### SUPPLIED DATA
--------------------
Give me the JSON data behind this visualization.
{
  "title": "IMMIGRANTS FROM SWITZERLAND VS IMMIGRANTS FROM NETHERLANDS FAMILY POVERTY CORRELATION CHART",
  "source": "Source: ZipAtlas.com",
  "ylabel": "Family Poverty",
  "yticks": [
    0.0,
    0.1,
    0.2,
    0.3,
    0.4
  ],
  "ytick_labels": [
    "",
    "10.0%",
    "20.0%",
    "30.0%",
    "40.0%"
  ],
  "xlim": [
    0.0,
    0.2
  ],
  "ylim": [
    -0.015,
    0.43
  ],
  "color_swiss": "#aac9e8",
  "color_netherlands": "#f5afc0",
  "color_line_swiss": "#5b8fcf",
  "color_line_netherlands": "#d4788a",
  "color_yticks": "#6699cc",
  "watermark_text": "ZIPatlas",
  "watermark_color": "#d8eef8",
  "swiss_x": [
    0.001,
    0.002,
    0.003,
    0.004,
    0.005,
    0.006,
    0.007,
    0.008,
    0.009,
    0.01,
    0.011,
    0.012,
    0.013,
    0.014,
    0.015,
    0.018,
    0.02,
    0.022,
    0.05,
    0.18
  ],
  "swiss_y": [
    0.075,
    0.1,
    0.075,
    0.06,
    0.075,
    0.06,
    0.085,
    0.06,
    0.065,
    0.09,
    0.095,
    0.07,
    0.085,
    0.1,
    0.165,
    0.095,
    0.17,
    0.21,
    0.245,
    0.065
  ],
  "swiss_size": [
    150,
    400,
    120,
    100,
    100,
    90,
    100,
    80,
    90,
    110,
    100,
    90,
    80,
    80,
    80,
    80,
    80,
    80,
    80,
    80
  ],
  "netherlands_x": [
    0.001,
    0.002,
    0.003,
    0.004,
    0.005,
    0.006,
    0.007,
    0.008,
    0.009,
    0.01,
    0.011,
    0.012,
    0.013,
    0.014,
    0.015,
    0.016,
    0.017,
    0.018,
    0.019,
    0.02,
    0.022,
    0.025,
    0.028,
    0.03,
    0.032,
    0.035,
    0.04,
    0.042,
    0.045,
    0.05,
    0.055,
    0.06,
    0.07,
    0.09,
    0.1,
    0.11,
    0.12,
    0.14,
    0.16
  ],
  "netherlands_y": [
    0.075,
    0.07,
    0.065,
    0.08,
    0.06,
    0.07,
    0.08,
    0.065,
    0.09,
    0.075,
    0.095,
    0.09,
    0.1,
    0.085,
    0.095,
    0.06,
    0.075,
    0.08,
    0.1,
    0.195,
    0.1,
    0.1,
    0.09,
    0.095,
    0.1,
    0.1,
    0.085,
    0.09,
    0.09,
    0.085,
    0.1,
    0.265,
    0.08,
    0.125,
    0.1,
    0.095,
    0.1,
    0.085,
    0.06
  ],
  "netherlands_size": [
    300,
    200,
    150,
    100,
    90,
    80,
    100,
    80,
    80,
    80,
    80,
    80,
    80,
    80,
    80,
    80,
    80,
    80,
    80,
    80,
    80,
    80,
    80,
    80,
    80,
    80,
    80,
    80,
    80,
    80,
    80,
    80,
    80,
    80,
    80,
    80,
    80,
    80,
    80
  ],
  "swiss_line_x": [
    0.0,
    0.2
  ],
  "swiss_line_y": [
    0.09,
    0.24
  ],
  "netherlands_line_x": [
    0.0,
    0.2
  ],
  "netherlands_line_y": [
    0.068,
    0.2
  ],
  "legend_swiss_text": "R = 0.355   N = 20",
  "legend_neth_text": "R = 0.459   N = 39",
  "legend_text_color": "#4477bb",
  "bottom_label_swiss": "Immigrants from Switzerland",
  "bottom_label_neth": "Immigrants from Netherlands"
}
--------------------
### WHAT IS EXPECTED
Copy out the data shown above without altering anything.

### ANSWER TO THIS PROBLEM
Give me the JSON data behind this visualization.
{
  "title": "IMMIGRANTS FROM SWITZERLAND VS IMMIGRANTS FROM NETHERLANDS FAMILY POVERTY CORRELATION CHART",
  "source": "Source: ZipAtlas.com",
  "ylabel": "Family Poverty",
  "yticks": [
    0.0,
    0.1,
    0.2,
    0.3,
    0.4
  ],
  "ytick_labels": [
    "",
    "10.0%",
    "20.0%",
    "30.0%",
    "40.0%"
  ],
  "xlim": [
    0.0,
    0.2
  ],
  "ylim": [
    -0.015,
    0.43
  ],
  "color_swiss": "#aac9e8",
  "color_netherlands": "#f5afc0",
  "color_line_swiss": "#5b8fcf",
  "color_line_netherlands": "#d4788a",
  "color_yticks": "#6699cc",
  "watermark_text": "ZIPatlas",
  "watermark_color": "#d8eef8",
  "swiss_x": [
    0.001,
    0.002,
    0.003,
    0.004,
    0.005,
    0.006,
    0.007,
    0.008,
    0.009,
    0.01,
    0.011,
    0.012,
    0.013,
    0.014,
    0.015,
    0.018,
    0.02,
    0.022,
    0.05,
    0.18
  ],
  "swiss_y": [
    0.075,
    0.1,
    0.075,
    0.06,
    0.075,
    0.06,
    0.085,
    0.06,
    0.065,
    0.09,
    0.095,
    0.07,
    0.085,
    0.1,
    0.165,
    0.095,
    0.17,
    0.21,
    0.245,
    0.065
  ],
  "swiss_size": [
    150,
    400,
    120,
    100,
    100,
    90,
    100,
    80,
    90,
    110,
    100,
    90,
    80,
    80,
    80,
    80,
    80,
    80,
    80,
    80
  ],
  "netherlands_x": [
    0.001,
    0.002,
    0.003,
    0.004,
    0.005,
    0.006,
    0.007,
    0.008,
    0.009,
    0.01,
    0.011,
    0.012,
    0.013,
    0.014,
    0.015,
    0.016,
    0.017,
    0.018,
    0.019,
    0.02,
    0.022,
    0.025,
    0.028,
    0.03,
    0.032,
    0.035,
    0.04,
    0.042,
    0.045,
    0.05,
    0.055,
    0.06,
    0.07,
    0.09,
    0.1,
    0.11,
    0.12,
    0.14,
    0.16
  ],
  "netherlands_y": [
    0.075,
    0.07,
    0.065,
    0.08,
    0.06,
    0.07,
    0.08,
    0.065,
    0.09,
    0.075,
    0.095,
    0.09,
    0.1,
    0.085,
    0.095,
    0.06,
    0.075,
    0.08,
    0.1,
    0.195,
    0.1,
    0.1,
    0.09,
    0.095,
    0.1,
    0.1,
    0.085,
    0.09,
    0.09,
    0.085,
    0.1,
    0.265,
    0.08,
    0.125,
    0.1,
    0.095,
    0.1,
    0.085,
    0.06
  ],
  "netherlands_size": [
    300,
    200,
    150,
    100,
    90,
    80,
    100,
    80,
    80,
    80,
    80,
    80,
    80,
    80,
    80,
    80,
    80,
    80,
    80,
    80,
    80,
    80,
    80,
    80,
    80,
    80,
    80,
    80,
    80,
    80,
    80,
    80,
    80,
    80,
    80,
    80,
    80,
    80,
    80
  ],
  "swiss_line_x": [
    0.0,
    0.2
  ],
  "swiss_line_y": [
    0.09,
    0.24
  ],
  "netherlands_line_x": [
    0.0,
    0.2
  ],
  "netherlands_line_y": [
    0.068,
    0.2
  ],
  "legend_swiss_text": "R = 0.355   N = 20",
  "legend_neth_text": "R = 0.459   N = 39",
  "legend_text_color": "#4477bb",
  "bottom_label_swiss": "Immigrants from Switzerland",
  "bottom_label_neth": "Immigrants from Netherlands"
}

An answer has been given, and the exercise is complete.